## Start Records for this task

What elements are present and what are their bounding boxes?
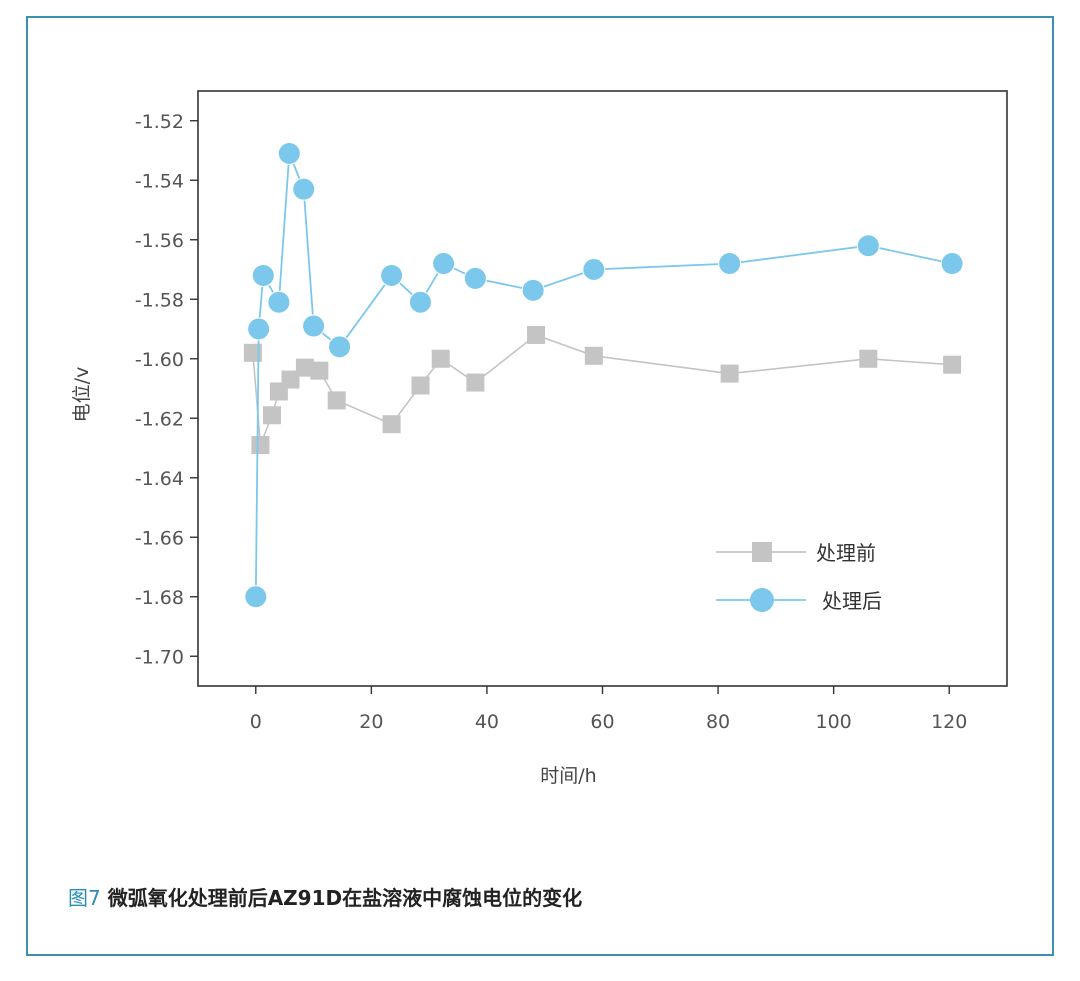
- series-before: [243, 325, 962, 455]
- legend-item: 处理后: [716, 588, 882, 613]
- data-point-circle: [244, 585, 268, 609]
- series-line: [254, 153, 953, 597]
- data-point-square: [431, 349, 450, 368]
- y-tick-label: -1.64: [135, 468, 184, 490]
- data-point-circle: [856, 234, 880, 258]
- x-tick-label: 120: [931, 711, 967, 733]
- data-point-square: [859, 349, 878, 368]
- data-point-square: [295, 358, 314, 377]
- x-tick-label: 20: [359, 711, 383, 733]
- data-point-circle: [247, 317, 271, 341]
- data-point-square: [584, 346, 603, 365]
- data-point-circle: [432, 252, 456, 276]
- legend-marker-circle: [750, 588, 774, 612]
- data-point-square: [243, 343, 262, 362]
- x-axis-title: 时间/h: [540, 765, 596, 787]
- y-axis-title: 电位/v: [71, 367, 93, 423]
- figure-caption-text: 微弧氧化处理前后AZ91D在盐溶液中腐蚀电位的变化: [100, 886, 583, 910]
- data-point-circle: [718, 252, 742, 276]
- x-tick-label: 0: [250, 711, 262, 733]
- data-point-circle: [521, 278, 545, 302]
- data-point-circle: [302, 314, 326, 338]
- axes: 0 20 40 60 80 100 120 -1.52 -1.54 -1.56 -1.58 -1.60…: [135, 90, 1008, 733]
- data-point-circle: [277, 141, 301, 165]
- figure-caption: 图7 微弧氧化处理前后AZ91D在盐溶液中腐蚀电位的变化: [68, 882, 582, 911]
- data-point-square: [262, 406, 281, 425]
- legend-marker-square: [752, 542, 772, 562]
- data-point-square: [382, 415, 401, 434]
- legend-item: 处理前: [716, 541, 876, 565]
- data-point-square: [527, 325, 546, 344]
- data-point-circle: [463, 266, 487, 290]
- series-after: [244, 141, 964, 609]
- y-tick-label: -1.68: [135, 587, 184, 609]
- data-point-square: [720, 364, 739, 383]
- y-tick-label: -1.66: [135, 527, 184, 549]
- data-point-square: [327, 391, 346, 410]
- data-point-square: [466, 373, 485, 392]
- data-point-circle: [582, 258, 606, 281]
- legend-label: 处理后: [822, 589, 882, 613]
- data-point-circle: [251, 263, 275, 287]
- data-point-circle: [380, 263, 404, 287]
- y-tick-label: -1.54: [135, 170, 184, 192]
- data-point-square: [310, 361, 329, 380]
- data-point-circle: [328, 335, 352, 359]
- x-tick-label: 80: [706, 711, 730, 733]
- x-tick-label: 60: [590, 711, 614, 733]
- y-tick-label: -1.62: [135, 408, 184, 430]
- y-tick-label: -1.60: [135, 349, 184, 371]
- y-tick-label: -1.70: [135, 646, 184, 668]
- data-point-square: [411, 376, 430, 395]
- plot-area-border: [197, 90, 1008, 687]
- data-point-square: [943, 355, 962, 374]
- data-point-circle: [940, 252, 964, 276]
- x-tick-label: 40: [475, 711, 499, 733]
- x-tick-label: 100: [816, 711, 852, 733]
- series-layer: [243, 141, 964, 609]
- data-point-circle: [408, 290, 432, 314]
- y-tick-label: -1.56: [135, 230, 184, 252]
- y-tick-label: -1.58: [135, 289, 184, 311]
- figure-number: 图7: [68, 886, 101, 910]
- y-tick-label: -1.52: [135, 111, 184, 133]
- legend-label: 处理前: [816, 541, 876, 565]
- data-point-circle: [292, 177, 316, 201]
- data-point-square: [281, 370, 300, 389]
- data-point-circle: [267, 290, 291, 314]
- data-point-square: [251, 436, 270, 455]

## End Records for this task
## Start Records for this task

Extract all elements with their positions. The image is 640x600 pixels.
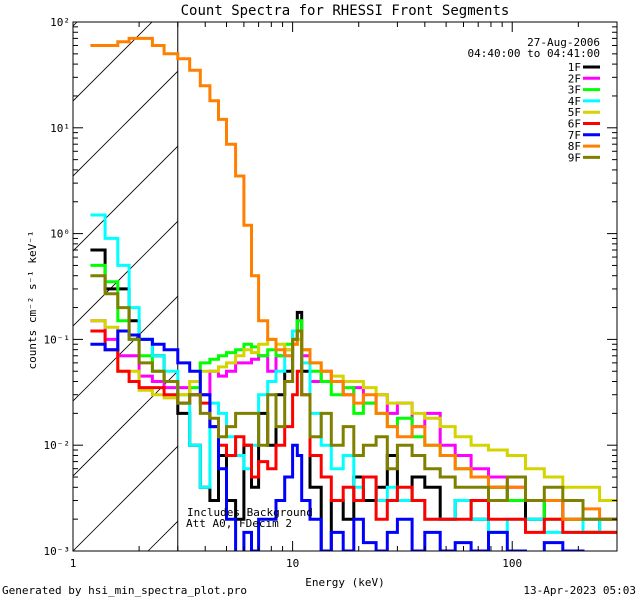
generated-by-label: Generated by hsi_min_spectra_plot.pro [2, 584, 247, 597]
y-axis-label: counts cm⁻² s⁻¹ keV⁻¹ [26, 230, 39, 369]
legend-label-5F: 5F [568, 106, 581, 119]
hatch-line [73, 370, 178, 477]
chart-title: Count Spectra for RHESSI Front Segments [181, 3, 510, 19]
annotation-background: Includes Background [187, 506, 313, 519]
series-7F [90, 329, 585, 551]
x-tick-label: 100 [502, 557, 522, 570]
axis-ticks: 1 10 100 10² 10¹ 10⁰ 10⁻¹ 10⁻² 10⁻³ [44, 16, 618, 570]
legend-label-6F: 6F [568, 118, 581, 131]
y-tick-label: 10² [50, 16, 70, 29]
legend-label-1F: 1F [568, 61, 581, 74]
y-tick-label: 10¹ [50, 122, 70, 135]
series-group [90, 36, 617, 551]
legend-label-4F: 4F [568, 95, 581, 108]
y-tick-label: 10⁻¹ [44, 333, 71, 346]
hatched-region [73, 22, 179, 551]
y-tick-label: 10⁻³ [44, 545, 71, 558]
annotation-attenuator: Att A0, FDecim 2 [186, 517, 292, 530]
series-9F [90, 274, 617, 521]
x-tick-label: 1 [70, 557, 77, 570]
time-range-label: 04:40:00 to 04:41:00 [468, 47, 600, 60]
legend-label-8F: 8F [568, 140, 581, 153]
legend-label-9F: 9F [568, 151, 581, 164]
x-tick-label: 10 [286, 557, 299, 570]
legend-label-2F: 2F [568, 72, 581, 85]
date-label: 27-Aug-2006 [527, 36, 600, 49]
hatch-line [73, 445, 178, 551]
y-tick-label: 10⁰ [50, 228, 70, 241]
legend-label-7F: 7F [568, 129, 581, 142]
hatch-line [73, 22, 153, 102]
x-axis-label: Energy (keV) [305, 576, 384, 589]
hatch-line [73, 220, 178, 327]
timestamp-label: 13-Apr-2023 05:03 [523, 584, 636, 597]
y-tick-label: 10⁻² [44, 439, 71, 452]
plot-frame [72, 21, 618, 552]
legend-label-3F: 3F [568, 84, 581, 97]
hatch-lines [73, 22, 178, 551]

## End Records for this task
## Start Records for this task

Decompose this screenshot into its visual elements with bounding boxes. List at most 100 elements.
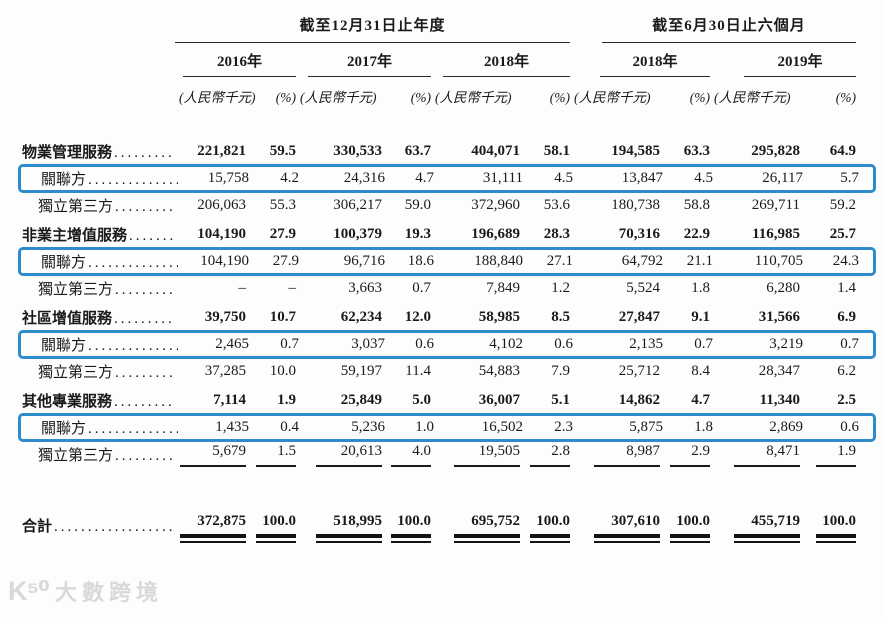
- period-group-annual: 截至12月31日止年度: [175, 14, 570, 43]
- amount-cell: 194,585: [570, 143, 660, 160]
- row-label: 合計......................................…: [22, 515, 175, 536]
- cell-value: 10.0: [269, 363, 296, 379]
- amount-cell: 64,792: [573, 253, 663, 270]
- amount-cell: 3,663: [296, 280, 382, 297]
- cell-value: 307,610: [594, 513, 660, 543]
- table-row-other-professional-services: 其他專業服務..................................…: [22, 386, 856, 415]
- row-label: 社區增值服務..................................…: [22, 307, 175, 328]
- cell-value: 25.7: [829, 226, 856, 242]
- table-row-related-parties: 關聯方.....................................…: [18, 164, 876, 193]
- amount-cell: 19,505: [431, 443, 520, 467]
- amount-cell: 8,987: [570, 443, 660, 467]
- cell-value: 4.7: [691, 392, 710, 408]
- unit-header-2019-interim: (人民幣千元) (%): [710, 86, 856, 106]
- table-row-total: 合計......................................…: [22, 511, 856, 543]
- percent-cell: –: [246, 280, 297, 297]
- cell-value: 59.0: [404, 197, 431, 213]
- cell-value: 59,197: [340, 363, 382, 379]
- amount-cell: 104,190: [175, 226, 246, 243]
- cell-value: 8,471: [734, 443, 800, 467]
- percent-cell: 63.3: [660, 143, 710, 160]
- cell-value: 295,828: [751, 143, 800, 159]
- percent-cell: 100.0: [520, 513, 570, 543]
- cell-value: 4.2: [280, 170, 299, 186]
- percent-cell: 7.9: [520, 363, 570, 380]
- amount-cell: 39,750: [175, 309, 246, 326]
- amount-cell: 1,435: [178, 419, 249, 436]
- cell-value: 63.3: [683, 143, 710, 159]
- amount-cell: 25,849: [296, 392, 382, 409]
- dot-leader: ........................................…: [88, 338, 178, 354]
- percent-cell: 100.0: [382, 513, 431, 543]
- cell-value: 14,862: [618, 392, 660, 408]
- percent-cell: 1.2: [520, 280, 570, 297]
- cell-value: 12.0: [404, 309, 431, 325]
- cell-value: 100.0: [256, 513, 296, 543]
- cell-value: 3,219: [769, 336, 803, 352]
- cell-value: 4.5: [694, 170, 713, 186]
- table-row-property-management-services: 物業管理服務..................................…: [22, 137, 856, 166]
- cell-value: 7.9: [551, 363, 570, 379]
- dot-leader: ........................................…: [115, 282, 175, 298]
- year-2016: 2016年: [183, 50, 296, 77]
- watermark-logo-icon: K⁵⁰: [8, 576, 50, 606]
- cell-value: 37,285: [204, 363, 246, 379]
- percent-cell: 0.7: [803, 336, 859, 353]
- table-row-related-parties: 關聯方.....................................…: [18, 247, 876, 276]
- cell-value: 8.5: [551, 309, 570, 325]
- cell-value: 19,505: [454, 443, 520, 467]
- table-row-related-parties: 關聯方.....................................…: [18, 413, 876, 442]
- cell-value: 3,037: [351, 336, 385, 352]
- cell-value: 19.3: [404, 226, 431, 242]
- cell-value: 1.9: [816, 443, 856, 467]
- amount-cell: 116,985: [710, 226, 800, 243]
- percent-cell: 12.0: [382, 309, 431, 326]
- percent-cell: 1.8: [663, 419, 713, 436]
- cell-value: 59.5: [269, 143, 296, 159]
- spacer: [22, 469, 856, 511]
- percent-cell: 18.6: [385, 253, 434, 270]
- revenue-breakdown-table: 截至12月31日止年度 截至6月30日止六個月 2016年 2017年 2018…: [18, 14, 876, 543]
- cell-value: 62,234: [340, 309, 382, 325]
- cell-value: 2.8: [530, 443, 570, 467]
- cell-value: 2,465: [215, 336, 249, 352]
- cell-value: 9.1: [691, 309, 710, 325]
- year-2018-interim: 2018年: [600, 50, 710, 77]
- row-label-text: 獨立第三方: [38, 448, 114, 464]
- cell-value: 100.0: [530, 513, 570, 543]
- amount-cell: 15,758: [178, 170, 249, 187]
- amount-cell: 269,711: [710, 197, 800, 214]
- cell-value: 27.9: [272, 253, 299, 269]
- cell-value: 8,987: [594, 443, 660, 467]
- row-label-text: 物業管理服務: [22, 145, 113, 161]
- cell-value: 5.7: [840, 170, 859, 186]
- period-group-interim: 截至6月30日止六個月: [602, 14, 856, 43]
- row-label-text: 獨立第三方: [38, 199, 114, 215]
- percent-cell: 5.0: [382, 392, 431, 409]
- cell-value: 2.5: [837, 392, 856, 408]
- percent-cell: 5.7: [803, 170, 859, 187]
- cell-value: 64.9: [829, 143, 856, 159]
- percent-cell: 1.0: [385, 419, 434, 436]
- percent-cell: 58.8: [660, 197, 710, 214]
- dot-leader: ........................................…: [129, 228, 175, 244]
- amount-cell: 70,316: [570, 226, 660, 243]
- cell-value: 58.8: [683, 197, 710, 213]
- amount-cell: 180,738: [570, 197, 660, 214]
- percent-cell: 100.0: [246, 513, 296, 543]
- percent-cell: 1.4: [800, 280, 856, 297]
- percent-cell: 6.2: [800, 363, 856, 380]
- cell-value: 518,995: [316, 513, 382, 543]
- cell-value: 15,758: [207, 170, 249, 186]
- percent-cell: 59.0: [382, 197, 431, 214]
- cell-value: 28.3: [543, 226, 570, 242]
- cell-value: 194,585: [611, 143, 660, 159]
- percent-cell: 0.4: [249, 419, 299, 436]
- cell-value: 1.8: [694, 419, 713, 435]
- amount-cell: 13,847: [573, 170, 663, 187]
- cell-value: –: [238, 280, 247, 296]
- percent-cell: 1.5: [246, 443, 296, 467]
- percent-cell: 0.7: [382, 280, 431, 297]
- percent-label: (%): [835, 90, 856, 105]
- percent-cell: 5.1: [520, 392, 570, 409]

## End Records for this task

- [Requirement] Lay out the lines from the one with "- period-group-annual: 截至12月31日止年度: [175, 14, 570, 43]" to the one with "- cell-value: 4.7: [691, 392, 710, 408]", both included, as a numbered list, skipping any blank lines.

- [Response below]
1. - period-group-annual: 截至12月31日止年度: [175, 14, 570, 43]
2. - amount-cell: 194,585: [570, 143, 660, 160]
3. - row-label: 合計......................................…: [22, 515, 175, 536]
4. - cell-value: 10.0: [269, 363, 296, 379]
5. - amount-cell: 64,792: [573, 253, 663, 270]
6. - amount-cell: 3,663: [296, 280, 382, 297]
7. - cell-value: 307,610: [594, 513, 660, 543]
8. - table-row-other-professional-services: 其他專業服務..................................…: [22, 386, 856, 415]
9. - row-label: 社區增值服務..................................…: [22, 307, 175, 328]
10. - cell-value: 25.7: [829, 226, 856, 242]
11. - table-row-related-parties: 關聯方.....................................…: [18, 164, 876, 193]
12. - amount-cell: 19,505: [431, 443, 520, 467]
13. - amount-cell: 8,987: [570, 443, 660, 467]
14. - cell-value: 4.7: [691, 392, 710, 408]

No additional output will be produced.